### DATASET RECORDS
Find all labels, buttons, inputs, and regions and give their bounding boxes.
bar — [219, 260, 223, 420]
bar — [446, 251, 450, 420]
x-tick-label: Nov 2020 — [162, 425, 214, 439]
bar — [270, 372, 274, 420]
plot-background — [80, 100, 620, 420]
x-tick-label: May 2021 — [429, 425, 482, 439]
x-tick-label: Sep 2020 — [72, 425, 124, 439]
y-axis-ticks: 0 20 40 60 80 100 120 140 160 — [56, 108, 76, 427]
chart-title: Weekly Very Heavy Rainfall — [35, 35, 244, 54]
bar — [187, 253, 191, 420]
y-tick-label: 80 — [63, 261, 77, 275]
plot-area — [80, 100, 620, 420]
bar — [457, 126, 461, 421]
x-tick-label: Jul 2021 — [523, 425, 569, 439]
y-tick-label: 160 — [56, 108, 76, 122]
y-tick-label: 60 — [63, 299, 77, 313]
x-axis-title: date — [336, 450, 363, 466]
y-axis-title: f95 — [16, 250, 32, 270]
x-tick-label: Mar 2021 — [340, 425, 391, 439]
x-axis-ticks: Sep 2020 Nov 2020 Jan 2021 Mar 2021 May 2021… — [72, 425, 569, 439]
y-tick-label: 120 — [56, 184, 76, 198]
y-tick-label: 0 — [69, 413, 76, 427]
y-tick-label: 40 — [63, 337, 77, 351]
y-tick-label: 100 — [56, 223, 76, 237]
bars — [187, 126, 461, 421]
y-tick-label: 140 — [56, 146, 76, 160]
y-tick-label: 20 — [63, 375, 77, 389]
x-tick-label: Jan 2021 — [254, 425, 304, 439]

### THE PROBLEM
Reproduce every line of the records above verbatim, in the same order.

### COMPLETE OUTPUT
Find all labels, buttons, inputs, and regions and give their bounding boxes.
bar — [219, 260, 223, 420]
bar — [446, 251, 450, 420]
x-tick-label: Nov 2020 — [162, 425, 214, 439]
bar — [270, 372, 274, 420]
plot-background — [80, 100, 620, 420]
x-tick-label: May 2021 — [429, 425, 482, 439]
x-tick-label: Sep 2020 — [72, 425, 124, 439]
y-axis-ticks: 0 20 40 60 80 100 120 140 160 — [56, 108, 76, 427]
chart-title: Weekly Very Heavy Rainfall — [35, 35, 244, 54]
bar — [187, 253, 191, 420]
y-tick-label: 80 — [63, 261, 77, 275]
plot-area — [80, 100, 620, 420]
bar — [457, 126, 461, 421]
x-tick-label: Jul 2021 — [523, 425, 569, 439]
y-tick-label: 160 — [56, 108, 76, 122]
y-tick-label: 60 — [63, 299, 77, 313]
x-axis-title: date — [336, 450, 363, 466]
y-axis-title: f95 — [16, 250, 32, 270]
x-tick-label: Mar 2021 — [340, 425, 391, 439]
x-axis-ticks: Sep 2020 Nov 2020 Jan 2021 Mar 2021 May 2021… — [72, 425, 569, 439]
y-tick-label: 120 — [56, 184, 76, 198]
y-tick-label: 0 — [69, 413, 76, 427]
y-tick-label: 40 — [63, 337, 77, 351]
y-tick-label: 100 — [56, 223, 76, 237]
bars — [187, 126, 461, 421]
y-tick-label: 140 — [56, 146, 76, 160]
y-tick-label: 20 — [63, 375, 77, 389]
x-tick-label: Jan 2021 — [254, 425, 304, 439]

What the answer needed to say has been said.